-- START OF Provided entries --

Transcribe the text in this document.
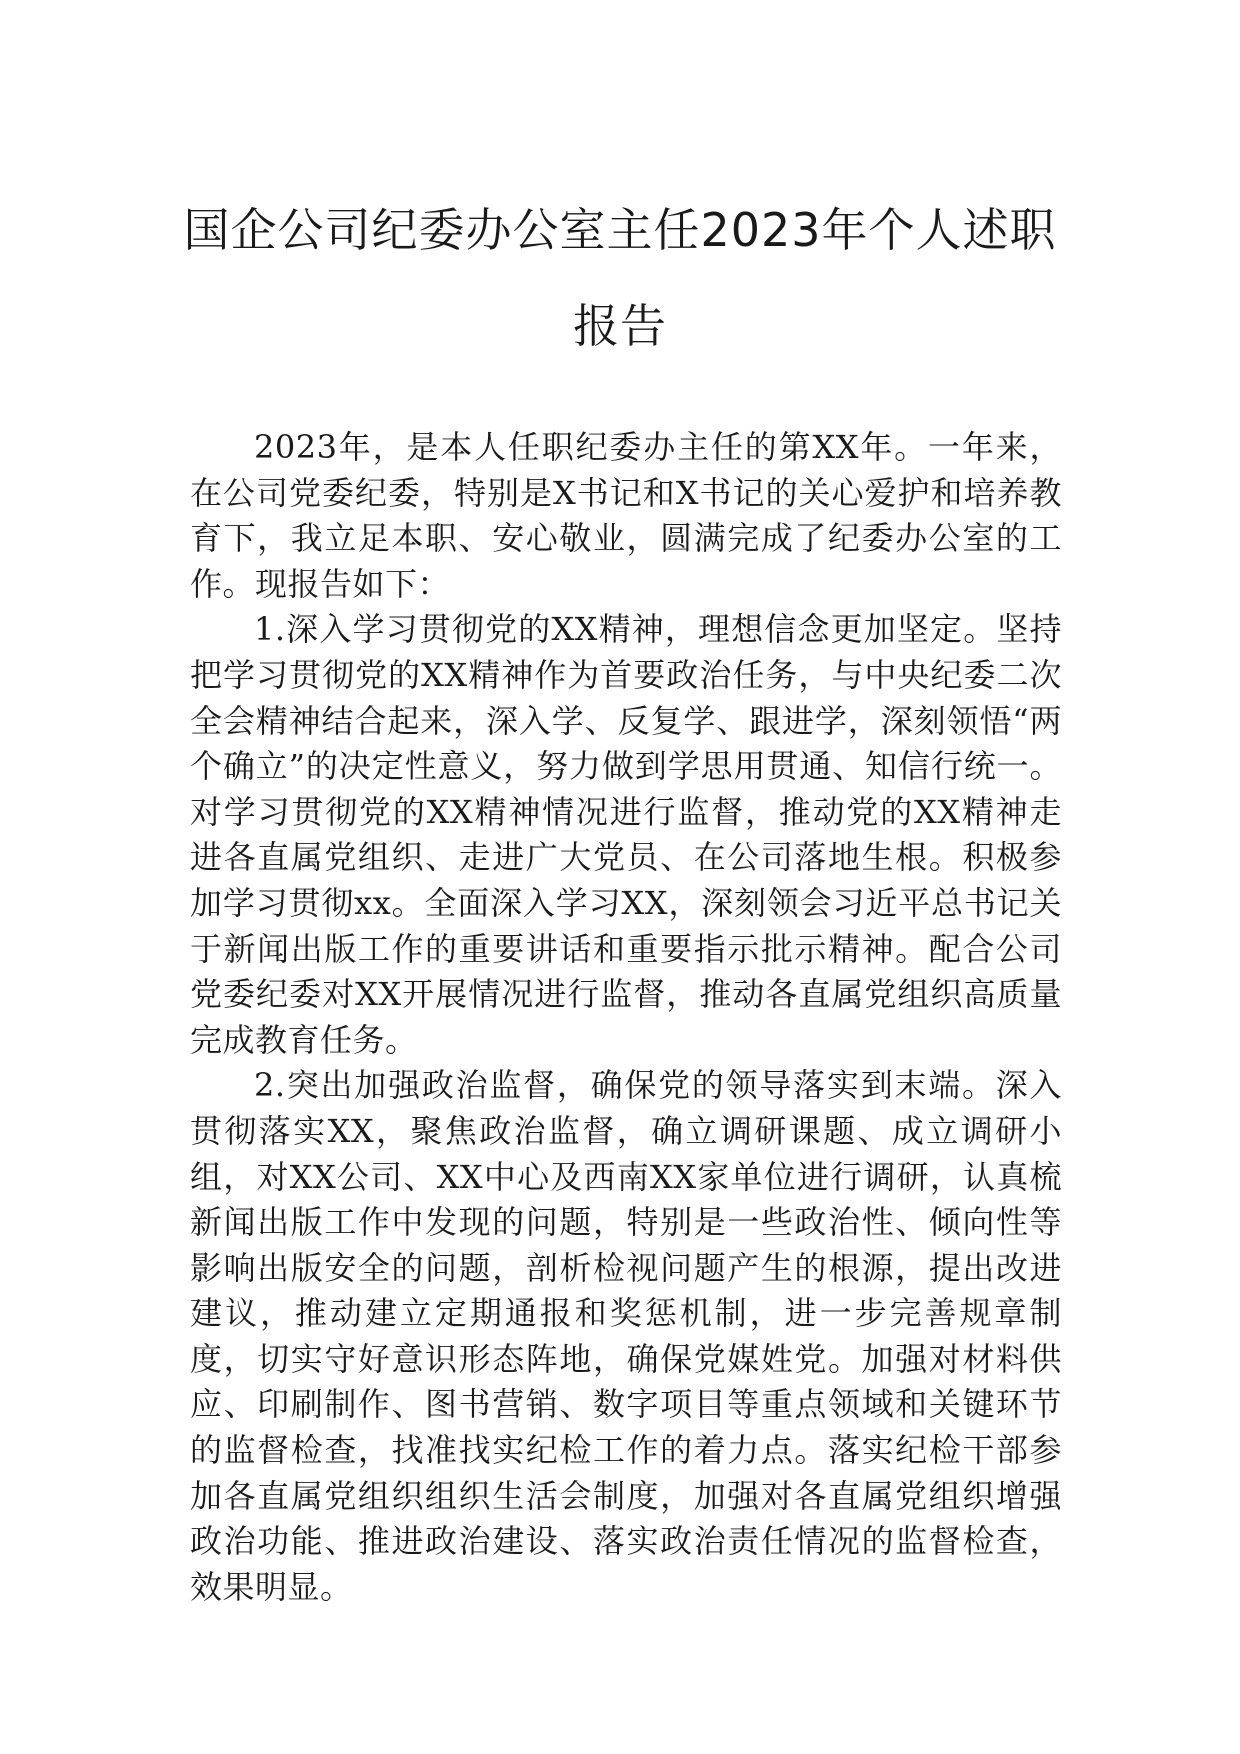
国企公司纪委办公室主任2023年个人述职
报告

2023年，是本人任职纪委办主任的第XX年。一年来，在公司党委纪委，特别是X书记和X书记的关心爱护和培养教育下，我立足本职、安心敬业，圆满完成了纪委办公室的工作。现报告如下：

1.深入学习贯彻党的XX精神，理想信念更加坚定。坚持把学习贯彻党的XX精神作为首要政治任务，与中央纪委二次全会精神结合起来，深入学、反复学、跟进学，深刻领悟“两个确立”的决定性意义，努力做到学思用贯通、知信行统一。对学习贯彻党的XX精神情况进行监督，推动党的XX精神走进各直属党组织、走进广大党员、在公司落地生根。积极参加学习贯彻xx。全面深入学习XX，深刻领会习近平总书记关于新闻出版工作的重要讲话和重要指示批示精神。配合公司党委纪委对XX开展情况进行监督，推动各直属党组织高质量完成教育任务。

2.突出加强政治监督，确保党的领导落实到末端。深入贯彻落实XX，聚焦政治监督，确立调研课题、成立调研小组，对XX公司、XX中心及西南XX家单位进行调研，认真梳新闻出版工作中发现的问题，特别是一些政治性、倾向性等影响出版安全的问题，剖析检视问题产生的根源，提出改进建议，推动建立定期通报和奖惩机制，进一步完善规章制度，切实守好意识形态阵地，确保党媒姓党。加强对材料供应、印刷制作、图书营销、数字项目等重点领域和关键环节的监督检查，找准找实纪检工作的着力点。落实纪检干部参加各直属党组织组织生活会制度，加强对各直属党组织增强政治功能、推进政治建设、落实政治责任情况的监督检查，效果明显。
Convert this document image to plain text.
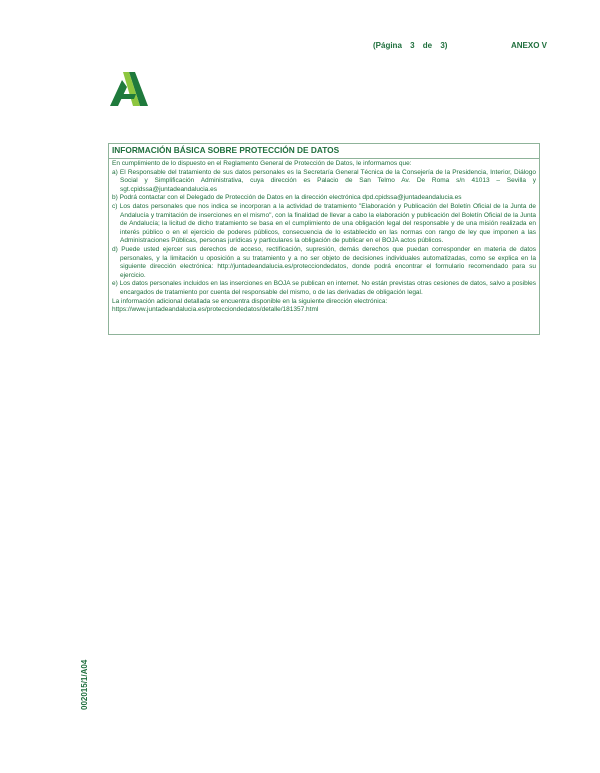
(Página 3 de 3)	ANEXO V
INFORMACIÓN BÁSICA SOBRE PROTECCIÓN DE DATOS

En cumplimiento de lo dispuesto en el Reglamento General de Protección de Datos, le informamos que:

a) El Responsable del tratamiento de sus datos personales es la Secretaría General Técnica de la Consejería de la Presidencia, Interior, Diálogo Social y Simplificación Administrativa, cuya dirección es Palacio de San Telmo Av. De Roma s/n 41013 – Sevilla y sgt.cpidssa@juntadeandalucia.es

b) Podrá contactar con el Delegado de Protección de Datos en la dirección electrónica dpd.cpidssa@juntadeandalucia.es

c) Los datos personales que nos indica se incorporan a la actividad de tratamiento "Elaboración y Publicación del Boletín Oficial de la Junta de Andalucía y tramitación de inserciones en el mismo", con la finalidad de llevar a cabo la elaboración y publicación del Boletín Oficial de la Junta de Andalucía; la licitud de dicho tratamiento se basa en el cumplimiento de una obligación legal del responsable y de una misión realizada en interés público o en el ejercicio de poderes públicos, consecuencia de lo establecido en las normas con rango de ley que imponen a las Administraciones Públicas, personas jurídicas y particulares la obligación de publicar en el BOJA actos públicos.

d) Puede usted ejercer sus derechos de acceso, rectificación, supresión, demás derechos que puedan corresponder en materia de datos personales, y la limitación u oposición a su tratamiento y a no ser objeto de decisiones individuales automatizadas, como se explica en la siguiente dirección electrónica: http://juntadeandalucia.es/protecciondedatos, donde podrá encontrar el formulario recomendado para su ejercicio.

e) Los datos personales incluidos en las inserciones en BOJA se publican en internet. No están previstas otras cesiones de datos, salvo a posibles encargados de tratamiento por cuenta del responsable del mismo, o de las derivadas de obligación legal.

La información adicional detallada se encuentra disponible en la siguiente dirección electrónica:

https://www.juntadeandalucia.es/protecciondedatos/detalle/181357.html

002015/1/A04
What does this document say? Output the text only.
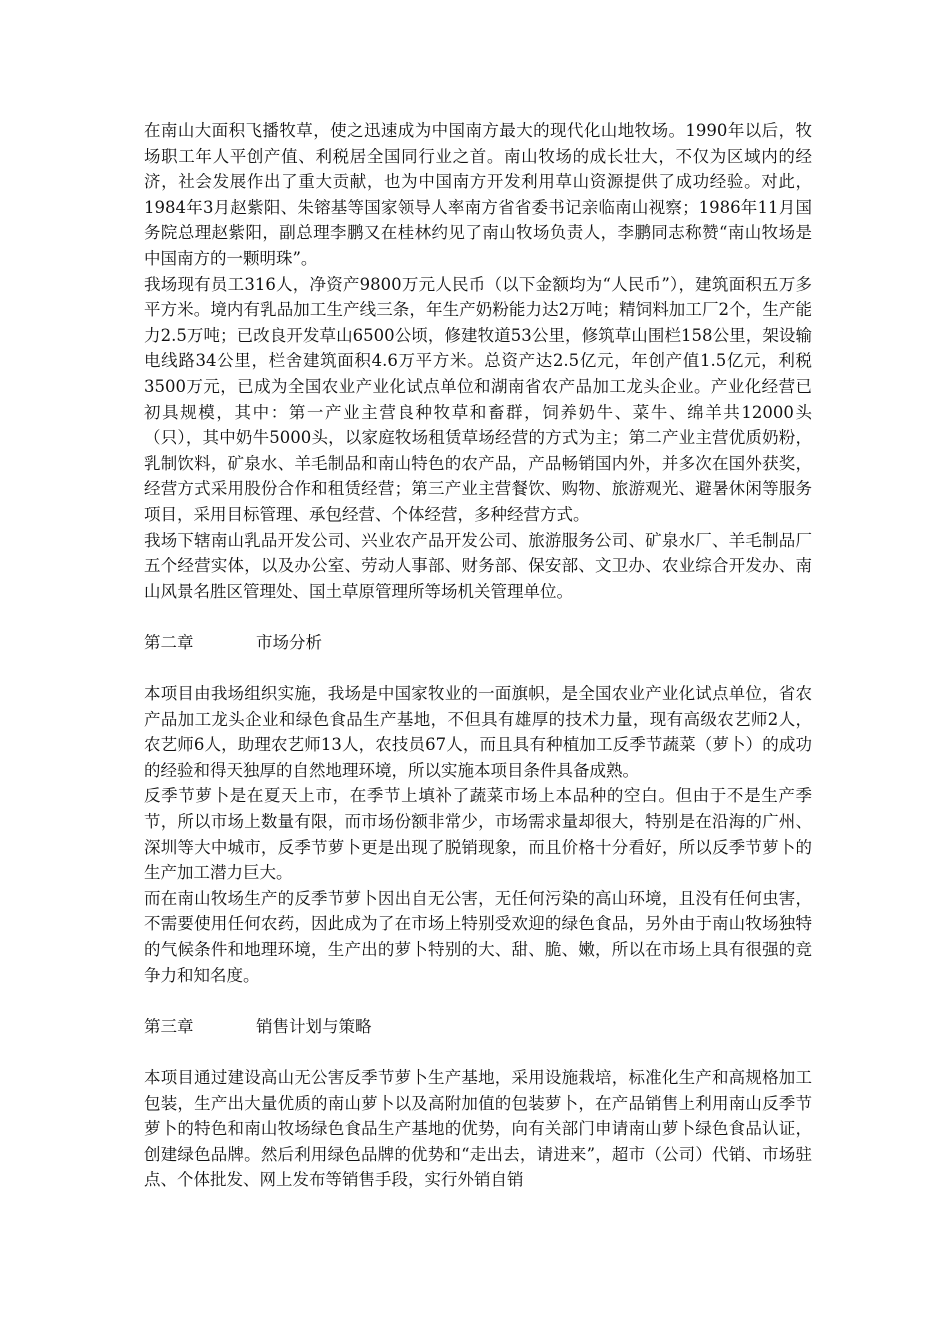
在南山大面积飞播牧草，使之迅速成为中国南方最大的现代化山地牧场。1990年以后，牧场职工年人平创产值、利税居全国同行业之首。南山牧场的成长壮大，不仅为区域内的经济，社会发展作出了重大贡献，也为中国南方开发利用草山资源提供了成功经验。对此，1984年3月赵紫阳、朱镕基等国家领导人率南方省省委书记亲临南山视察；1986年11月国务院总理赵紫阳，副总理李鹏又在桂林约见了南山牧场负责人，李鹏同志称赞“南山牧场是中国南方的一颗明珠”。

我场现有员工316人，净资产9800万元人民币（以下金额均为“人民币”），建筑面积五万多平方米。境内有乳品加工生产线三条，年生产奶粉能力达2万吨；精饲料加工厂2个，生产能力2.5万吨；已改良开发草山6500公顷，修建牧道53公里，修筑草山围栏158公里，架设输电线路34公里，栏舍建筑面积4.6万平方米。总资产达2.5亿元，年创产值1.5亿元，利税3500万元，已成为全国农业产业化试点单位和湖南省农产品加工龙头企业。产业化经营已初具规模，其中：第一产业主营良种牧草和畜群，饲养奶牛、菜牛、绵羊共12000头（只），其中奶牛5000头，以家庭牧场租赁草场经营的方式为主；第二产业主营优质奶粉，乳制饮料，矿泉水、羊毛制品和南山特色的农产品，产品畅销国内外，并多次在国外获奖，经营方式采用股份合作和租赁经营；第三产业主营餐饮、购物、旅游观光、避暑休闲等服务项目，采用目标管理、承包经营、个体经营，多种经营方式。

我场下辖南山乳品开发公司、兴业农产品开发公司、旅游服务公司、矿泉水厂、羊毛制品厂五个经营实体，以及办公室、劳动人事部、财务部、保安部、文卫办、农业综合开发办、南山风景名胜区管理处、国土草原管理所等场机关管理单位。

第二章	市场分析

本项目由我场组织实施，我场是中国家牧业的一面旗帜，是全国农业产业化试点单位，省农产品加工龙头企业和绿色食品生产基地，不但具有雄厚的技术力量，现有高级农艺师2人，农艺师6人，助理农艺师13人，农技员67人，而且具有种植加工反季节蔬菜（萝卜）的成功的经验和得天独厚的自然地理环境，所以实施本项目条件具备成熟。

反季节萝卜是在夏天上市，在季节上填补了蔬菜市场上本品种的空白。但由于不是生产季节，所以市场上数量有限，而市场份额非常少，市场需求量却很大，特别是在沿海的广州、深圳等大中城市，反季节萝卜更是出现了脱销现象，而且价格十分看好，所以反季节萝卜的生产加工潜力巨大。

而在南山牧场生产的反季节萝卜因出自无公害，无任何污染的高山环境，且没有任何虫害，不需要使用任何农药，因此成为了在市场上特别受欢迎的绿色食品，另外由于南山牧场独特的气候条件和地理环境，生产出的萝卜特别的大、甜、脆、嫩，所以在市场上具有很强的竞争力和知名度。

第三章	销售计划与策略

本项目通过建设高山无公害反季节萝卜生产基地，采用设施栽培，标准化生产和高规格加工包装，生产出大量优质的南山萝卜以及高附加值的包装萝卜，在产品销售上利用南山反季节萝卜的特色和南山牧场绿色食品生产基地的优势，向有关部门申请南山萝卜绿色食品认证，创建绿色品牌。然后利用绿色品牌的优势和“走出去，请进来”，超市（公司）代销、市场驻点、个体批发、网上发布等销售手段，实行外销自销
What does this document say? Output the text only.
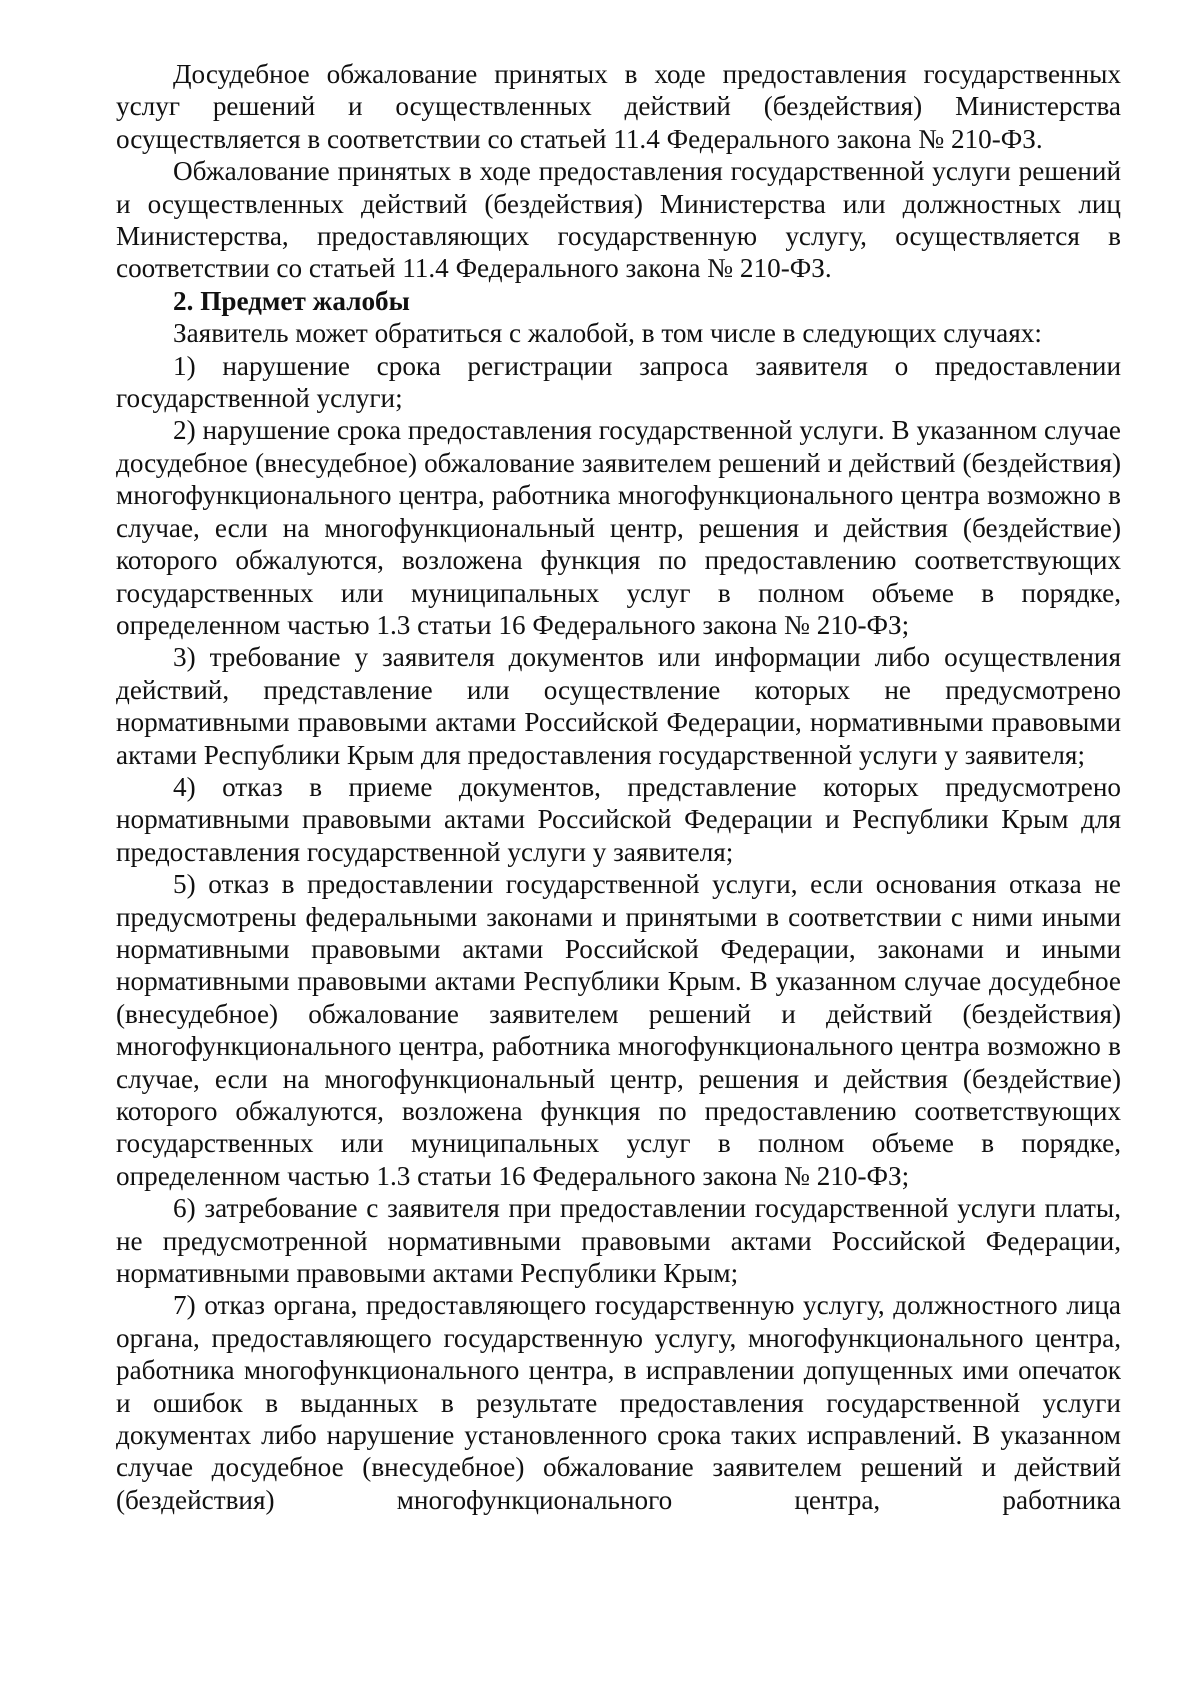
Досудебное обжалование принятых в ходе предоставления государственных услуг решений и осуществленных действий (бездействия) Министерства осуществляется в соответствии со статьей 11.4 Федерального закона № 210-ФЗ.

Обжалование принятых в ходе предоставления государственной услуги решений и осуществленных действий (бездействия) Министерства или должностных лиц Министерства, предоставляющих государственную услугу, осуществляется в соответствии со статьей 11.4 Федерального закона № 210-ФЗ.

2. Предмет жалобы

Заявитель может обратиться с жалобой, в том числе в следующих случаях:

1) нарушение срока регистрации запроса заявителя о предоставлении государственной услуги;

2) нарушение срока предоставления государственной услуги. В указанном случае досудебное (внесудебное) обжалование заявителем решений и действий (бездействия) многофункционального центра, работника многофункционального центра возможно в случае, если на многофункциональный центр, решения и действия (бездействие) которого обжалуются, возложена функция по предоставлению соответствующих государственных или муниципальных услуг в полном объеме в порядке, определенном частью 1.3 статьи 16 Федерального закона № 210-ФЗ;

3) требование у заявителя документов или информации либо осуществления действий, представление или осуществление которых не предусмотрено нормативными правовыми актами Российской Федерации, нормативными правовыми актами Республики Крым для предоставления государственной услуги у заявителя;

4) отказ в приеме документов, представление которых предусмотрено нормативными правовыми актами Российской Федерации и Республики Крым для предоставления государственной услуги у заявителя;

5) отказ в предоставлении государственной услуги, если основания отказа не предусмотрены федеральными законами и принятыми в соответствии с ними иными нормативными правовыми актами Российской Федерации, законами и иными нормативными правовыми актами Республики Крым. В указанном случае досудебное (внесудебное) обжалование заявителем решений и действий (бездействия) многофункционального центра, работника многофункционального центра возможно в случае, если на многофункциональный центр, решения и действия (бездействие) которого обжалуются, возложена функция по предоставлению соответствующих государственных или муниципальных услуг в полном объеме в порядке, определенном частью 1.3 статьи 16 Федерального закона № 210-ФЗ;

6) затребование с заявителя при предоставлении государственной услуги платы, не предусмотренной нормативными правовыми актами Российской Федерации, нормативными правовыми актами Республики Крым;

7) отказ органа, предоставляющего государственную услугу, должностного лица органа, предоставляющего государственную услугу, многофункционального центра, работника многофункционального центра, в исправлении допущенных ими опечаток и ошибок в выданных в результате предоставления государственной услуги документах либо нарушение установленного срока таких исправлений. В указанном случае досудебное (внесудебное) обжалование заявителем решений и действий (бездействия) многофункционального центра, работника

-- END OF Provided entries --

* What is asked
Using the listing above, pick out each line that contains the word "определенном", then copy it.

* Right answer
2) нарушение срока предоставления государственной услуги. В указанном случае досудебное (внесудебное) обжалование заявителем решений и действий (бездействия) многофункционального центра, работника многофункционального центра возможно в случае, если на многофункциональный центр, решения и действия (бездействие) которого обжалуются, возложена функция по предоставлению соответствующих государственных или муниципальных услуг в полном объеме в порядке, определенном частью 1.3 статьи 16 Федерального закона № 210-ФЗ;
5) отказ в предоставлении государственной услуги, если основания отказа не предусмотрены федеральными законами и принятыми в соответствии с ними иными нормативными правовыми актами Российской Федерации, законами и иными нормативными правовыми актами Республики Крым. В указанном случае досудебное (внесудебное) обжалование заявителем решений и действий (бездействия) многофункционального центра, работника многофункционального центра возможно в случае, если на многофункциональный центр, решения и действия (бездействие) которого обжалуются, возложена функция по предоставлению соответствующих государственных или муниципальных услуг в полном объеме в порядке, определенном частью 1.3 статьи 16 Федерального закона № 210-ФЗ;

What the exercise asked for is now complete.